(Extracts from a graphics dataset)
☆ ☆ ☆ ☆ ☆
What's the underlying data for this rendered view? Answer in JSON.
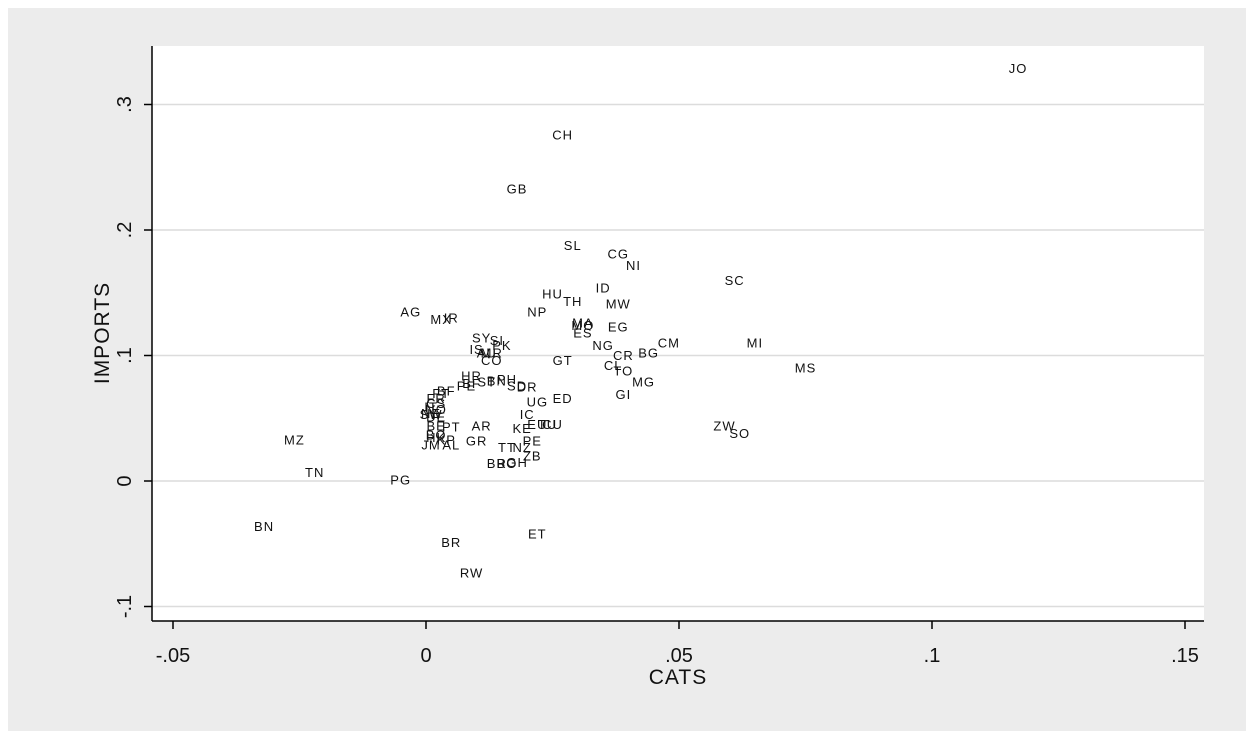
{
  "colors": {
    "outer_background": "#ececec",
    "plot_background": "#ffffff",
    "gridline": "#dcdcdc",
    "axis": "#000000",
    "text": "#111111"
  },
  "chart_data": {
    "type": "scatter",
    "title": "",
    "xlabel": "CATS",
    "ylabel": "IMPORTS",
    "xlim": [
      -0.055,
      0.155
    ],
    "ylim": [
      -0.11,
      0.335
    ],
    "xticks": [
      -0.05,
      0,
      0.05,
      0.1,
      0.15
    ],
    "xtick_labels": [
      "-.05",
      "0",
      ".05",
      ".1",
      ".15"
    ],
    "yticks": [
      -0.1,
      0,
      0.1,
      0.2,
      0.3
    ],
    "ytick_labels": [
      "-.1",
      "0",
      ".1",
      ".2",
      ".3"
    ],
    "grid": "horizontal",
    "legend": "none",
    "marker": "country code label",
    "points": [
      {
        "label": "JO",
        "x": 0.117,
        "y": 0.328
      },
      {
        "label": "CH",
        "x": 0.027,
        "y": 0.275
      },
      {
        "label": "GB",
        "x": 0.018,
        "y": 0.232
      },
      {
        "label": "SL",
        "x": 0.029,
        "y": 0.187
      },
      {
        "label": "CG",
        "x": 0.038,
        "y": 0.18
      },
      {
        "label": "NI",
        "x": 0.041,
        "y": 0.171
      },
      {
        "label": "SC",
        "x": 0.061,
        "y": 0.159
      },
      {
        "label": "ID",
        "x": 0.035,
        "y": 0.153
      },
      {
        "label": "HU",
        "x": 0.025,
        "y": 0.148
      },
      {
        "label": "TH",
        "x": 0.029,
        "y": 0.142
      },
      {
        "label": "MW",
        "x": 0.038,
        "y": 0.14
      },
      {
        "label": "AG",
        "x": -0.003,
        "y": 0.134
      },
      {
        "label": "NP",
        "x": 0.022,
        "y": 0.134
      },
      {
        "label": "MX",
        "x": 0.003,
        "y": 0.128
      },
      {
        "label": "IR",
        "x": 0.005,
        "y": 0.129
      },
      {
        "label": "MA",
        "x": 0.031,
        "y": 0.125
      },
      {
        "label": "MO",
        "x": 0.031,
        "y": 0.123
      },
      {
        "label": "EG",
        "x": 0.038,
        "y": 0.122
      },
      {
        "label": "ES",
        "x": 0.031,
        "y": 0.117
      },
      {
        "label": "SY",
        "x": 0.011,
        "y": 0.113
      },
      {
        "label": "SI",
        "x": 0.014,
        "y": 0.111
      },
      {
        "label": "PK",
        "x": 0.015,
        "y": 0.107
      },
      {
        "label": "IS",
        "x": 0.01,
        "y": 0.104
      },
      {
        "label": "NG",
        "x": 0.035,
        "y": 0.107
      },
      {
        "label": "CM",
        "x": 0.048,
        "y": 0.109
      },
      {
        "label": "MI",
        "x": 0.065,
        "y": 0.109
      },
      {
        "label": "AU",
        "x": 0.012,
        "y": 0.101
      },
      {
        "label": "MR",
        "x": 0.013,
        "y": 0.101
      },
      {
        "label": "BG",
        "x": 0.044,
        "y": 0.101
      },
      {
        "label": "CR",
        "x": 0.039,
        "y": 0.099
      },
      {
        "label": "CO",
        "x": 0.013,
        "y": 0.095
      },
      {
        "label": "GT",
        "x": 0.027,
        "y": 0.095
      },
      {
        "label": "CL",
        "x": 0.037,
        "y": 0.091
      },
      {
        "label": "TO",
        "x": 0.039,
        "y": 0.087
      },
      {
        "label": "MS",
        "x": 0.075,
        "y": 0.089
      },
      {
        "label": "HR",
        "x": 0.009,
        "y": 0.083
      },
      {
        "label": "MG",
        "x": 0.043,
        "y": 0.078
      },
      {
        "label": "PH",
        "x": 0.016,
        "y": 0.08
      },
      {
        "label": "BN",
        "x": 0.014,
        "y": 0.079
      },
      {
        "label": "ST",
        "x": 0.012,
        "y": 0.078
      },
      {
        "label": "SD",
        "x": 0.018,
        "y": 0.075
      },
      {
        "label": "DR",
        "x": 0.02,
        "y": 0.074
      },
      {
        "label": "BF",
        "x": 0.009,
        "y": 0.077
      },
      {
        "label": "PE",
        "x": 0.008,
        "y": 0.075
      },
      {
        "label": "BF",
        "x": 0.004,
        "y": 0.071
      },
      {
        "label": "FT",
        "x": 0.003,
        "y": 0.069
      },
      {
        "label": "GI",
        "x": 0.039,
        "y": 0.068
      },
      {
        "label": "ED",
        "x": 0.027,
        "y": 0.065
      },
      {
        "label": "UG",
        "x": 0.022,
        "y": 0.062
      },
      {
        "label": "FR",
        "x": 0.002,
        "y": 0.065
      },
      {
        "label": "CS",
        "x": 0.002,
        "y": 0.061
      },
      {
        "label": "IT",
        "x": 0.001,
        "y": 0.058
      },
      {
        "label": "NO",
        "x": 0.002,
        "y": 0.056
      },
      {
        "label": "NE",
        "x": 0.001,
        "y": 0.053
      },
      {
        "label": "SW",
        "x": 0.001,
        "y": 0.052
      },
      {
        "label": "DE",
        "x": 0.002,
        "y": 0.05
      },
      {
        "label": "IC",
        "x": 0.02,
        "y": 0.052
      },
      {
        "label": "TU",
        "x": 0.024,
        "y": 0.044
      },
      {
        "label": "EU",
        "x": 0.022,
        "y": 0.044
      },
      {
        "label": "CU",
        "x": 0.025,
        "y": 0.044
      },
      {
        "label": "PT",
        "x": 0.005,
        "y": 0.042
      },
      {
        "label": "BE",
        "x": 0.002,
        "y": 0.043
      },
      {
        "label": "AR",
        "x": 0.011,
        "y": 0.043
      },
      {
        "label": "KE",
        "x": 0.019,
        "y": 0.041
      },
      {
        "label": "ZW",
        "x": 0.059,
        "y": 0.043
      },
      {
        "label": "SO",
        "x": 0.062,
        "y": 0.037
      },
      {
        "label": "BO",
        "x": 0.002,
        "y": 0.036
      },
      {
        "label": "HK",
        "x": 0.002,
        "y": 0.034
      },
      {
        "label": "KP",
        "x": 0.004,
        "y": 0.032
      },
      {
        "label": "GR",
        "x": 0.01,
        "y": 0.031
      },
      {
        "label": "MZ",
        "x": -0.026,
        "y": 0.032
      },
      {
        "label": "PE",
        "x": 0.021,
        "y": 0.031
      },
      {
        "label": "JM",
        "x": 0.001,
        "y": 0.028
      },
      {
        "label": "AL",
        "x": 0.005,
        "y": 0.028
      },
      {
        "label": "TT",
        "x": 0.016,
        "y": 0.026
      },
      {
        "label": "NZ",
        "x": 0.019,
        "y": 0.026
      },
      {
        "label": "ZB",
        "x": 0.021,
        "y": 0.019
      },
      {
        "label": "BR",
        "x": 0.014,
        "y": 0.013
      },
      {
        "label": "BO",
        "x": 0.016,
        "y": 0.013
      },
      {
        "label": "GH",
        "x": 0.018,
        "y": 0.014
      },
      {
        "label": "TN",
        "x": -0.022,
        "y": 0.006
      },
      {
        "label": "PG",
        "x": -0.005,
        "y": 0.0
      },
      {
        "label": "BN",
        "x": -0.032,
        "y": -0.037
      },
      {
        "label": "ET",
        "x": 0.022,
        "y": -0.043
      },
      {
        "label": "BR",
        "x": 0.005,
        "y": -0.05
      },
      {
        "label": "RW",
        "x": 0.009,
        "y": -0.074
      }
    ]
  }
}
☆ ☆ ☆ ☆ ☆
Set exercise:
Every entry must be written out exactly, with all pictures left out.

Result of the task:
What's the underlying data for this rendered view? Answer in JSON.
{
  "colors": {
    "outer_background": "#ececec",
    "plot_background": "#ffffff",
    "gridline": "#dcdcdc",
    "axis": "#000000",
    "text": "#111111"
  },
  "chart_data": {
    "type": "scatter",
    "title": "",
    "xlabel": "CATS",
    "ylabel": "IMPORTS",
    "xlim": [
      -0.055,
      0.155
    ],
    "ylim": [
      -0.11,
      0.335
    ],
    "xticks": [
      -0.05,
      0,
      0.05,
      0.1,
      0.15
    ],
    "xtick_labels": [
      "-.05",
      "0",
      ".05",
      ".1",
      ".15"
    ],
    "yticks": [
      -0.1,
      0,
      0.1,
      0.2,
      0.3
    ],
    "ytick_labels": [
      "-.1",
      "0",
      ".1",
      ".2",
      ".3"
    ],
    "grid": "horizontal",
    "legend": "none",
    "marker": "country code label",
    "points": [
      {
        "label": "JO",
        "x": 0.117,
        "y": 0.328
      },
      {
        "label": "CH",
        "x": 0.027,
        "y": 0.275
      },
      {
        "label": "GB",
        "x": 0.018,
        "y": 0.232
      },
      {
        "label": "SL",
        "x": 0.029,
        "y": 0.187
      },
      {
        "label": "CG",
        "x": 0.038,
        "y": 0.18
      },
      {
        "label": "NI",
        "x": 0.041,
        "y": 0.171
      },
      {
        "label": "SC",
        "x": 0.061,
        "y": 0.159
      },
      {
        "label": "ID",
        "x": 0.035,
        "y": 0.153
      },
      {
        "label": "HU",
        "x": 0.025,
        "y": 0.148
      },
      {
        "label": "TH",
        "x": 0.029,
        "y": 0.142
      },
      {
        "label": "MW",
        "x": 0.038,
        "y": 0.14
      },
      {
        "label": "AG",
        "x": -0.003,
        "y": 0.134
      },
      {
        "label": "NP",
        "x": 0.022,
        "y": 0.134
      },
      {
        "label": "MX",
        "x": 0.003,
        "y": 0.128
      },
      {
        "label": "IR",
        "x": 0.005,
        "y": 0.129
      },
      {
        "label": "MA",
        "x": 0.031,
        "y": 0.125
      },
      {
        "label": "MO",
        "x": 0.031,
        "y": 0.123
      },
      {
        "label": "EG",
        "x": 0.038,
        "y": 0.122
      },
      {
        "label": "ES",
        "x": 0.031,
        "y": 0.117
      },
      {
        "label": "SY",
        "x": 0.011,
        "y": 0.113
      },
      {
        "label": "SI",
        "x": 0.014,
        "y": 0.111
      },
      {
        "label": "PK",
        "x": 0.015,
        "y": 0.107
      },
      {
        "label": "IS",
        "x": 0.01,
        "y": 0.104
      },
      {
        "label": "NG",
        "x": 0.035,
        "y": 0.107
      },
      {
        "label": "CM",
        "x": 0.048,
        "y": 0.109
      },
      {
        "label": "MI",
        "x": 0.065,
        "y": 0.109
      },
      {
        "label": "AU",
        "x": 0.012,
        "y": 0.101
      },
      {
        "label": "MR",
        "x": 0.013,
        "y": 0.101
      },
      {
        "label": "BG",
        "x": 0.044,
        "y": 0.101
      },
      {
        "label": "CR",
        "x": 0.039,
        "y": 0.099
      },
      {
        "label": "CO",
        "x": 0.013,
        "y": 0.095
      },
      {
        "label": "GT",
        "x": 0.027,
        "y": 0.095
      },
      {
        "label": "CL",
        "x": 0.037,
        "y": 0.091
      },
      {
        "label": "TO",
        "x": 0.039,
        "y": 0.087
      },
      {
        "label": "MS",
        "x": 0.075,
        "y": 0.089
      },
      {
        "label": "HR",
        "x": 0.009,
        "y": 0.083
      },
      {
        "label": "MG",
        "x": 0.043,
        "y": 0.078
      },
      {
        "label": "PH",
        "x": 0.016,
        "y": 0.08
      },
      {
        "label": "BN",
        "x": 0.014,
        "y": 0.079
      },
      {
        "label": "ST",
        "x": 0.012,
        "y": 0.078
      },
      {
        "label": "SD",
        "x": 0.018,
        "y": 0.075
      },
      {
        "label": "DR",
        "x": 0.02,
        "y": 0.074
      },
      {
        "label": "BF",
        "x": 0.009,
        "y": 0.077
      },
      {
        "label": "PE",
        "x": 0.008,
        "y": 0.075
      },
      {
        "label": "BF",
        "x": 0.004,
        "y": 0.071
      },
      {
        "label": "FT",
        "x": 0.003,
        "y": 0.069
      },
      {
        "label": "GI",
        "x": 0.039,
        "y": 0.068
      },
      {
        "label": "ED",
        "x": 0.027,
        "y": 0.065
      },
      {
        "label": "UG",
        "x": 0.022,
        "y": 0.062
      },
      {
        "label": "FR",
        "x": 0.002,
        "y": 0.065
      },
      {
        "label": "CS",
        "x": 0.002,
        "y": 0.061
      },
      {
        "label": "IT",
        "x": 0.001,
        "y": 0.058
      },
      {
        "label": "NO",
        "x": 0.002,
        "y": 0.056
      },
      {
        "label": "NE",
        "x": 0.001,
        "y": 0.053
      },
      {
        "label": "SW",
        "x": 0.001,
        "y": 0.052
      },
      {
        "label": "DE",
        "x": 0.002,
        "y": 0.05
      },
      {
        "label": "IC",
        "x": 0.02,
        "y": 0.052
      },
      {
        "label": "TU",
        "x": 0.024,
        "y": 0.044
      },
      {
        "label": "EU",
        "x": 0.022,
        "y": 0.044
      },
      {
        "label": "CU",
        "x": 0.025,
        "y": 0.044
      },
      {
        "label": "PT",
        "x": 0.005,
        "y": 0.042
      },
      {
        "label": "BE",
        "x": 0.002,
        "y": 0.043
      },
      {
        "label": "AR",
        "x": 0.011,
        "y": 0.043
      },
      {
        "label": "KE",
        "x": 0.019,
        "y": 0.041
      },
      {
        "label": "ZW",
        "x": 0.059,
        "y": 0.043
      },
      {
        "label": "SO",
        "x": 0.062,
        "y": 0.037
      },
      {
        "label": "BO",
        "x": 0.002,
        "y": 0.036
      },
      {
        "label": "HK",
        "x": 0.002,
        "y": 0.034
      },
      {
        "label": "KP",
        "x": 0.004,
        "y": 0.032
      },
      {
        "label": "GR",
        "x": 0.01,
        "y": 0.031
      },
      {
        "label": "MZ",
        "x": -0.026,
        "y": 0.032
      },
      {
        "label": "PE",
        "x": 0.021,
        "y": 0.031
      },
      {
        "label": "JM",
        "x": 0.001,
        "y": 0.028
      },
      {
        "label": "AL",
        "x": 0.005,
        "y": 0.028
      },
      {
        "label": "TT",
        "x": 0.016,
        "y": 0.026
      },
      {
        "label": "NZ",
        "x": 0.019,
        "y": 0.026
      },
      {
        "label": "ZB",
        "x": 0.021,
        "y": 0.019
      },
      {
        "label": "BR",
        "x": 0.014,
        "y": 0.013
      },
      {
        "label": "BO",
        "x": 0.016,
        "y": 0.013
      },
      {
        "label": "GH",
        "x": 0.018,
        "y": 0.014
      },
      {
        "label": "TN",
        "x": -0.022,
        "y": 0.006
      },
      {
        "label": "PG",
        "x": -0.005,
        "y": 0.0
      },
      {
        "label": "BN",
        "x": -0.032,
        "y": -0.037
      },
      {
        "label": "ET",
        "x": 0.022,
        "y": -0.043
      },
      {
        "label": "BR",
        "x": 0.005,
        "y": -0.05
      },
      {
        "label": "RW",
        "x": 0.009,
        "y": -0.074
      }
    ]
  }
}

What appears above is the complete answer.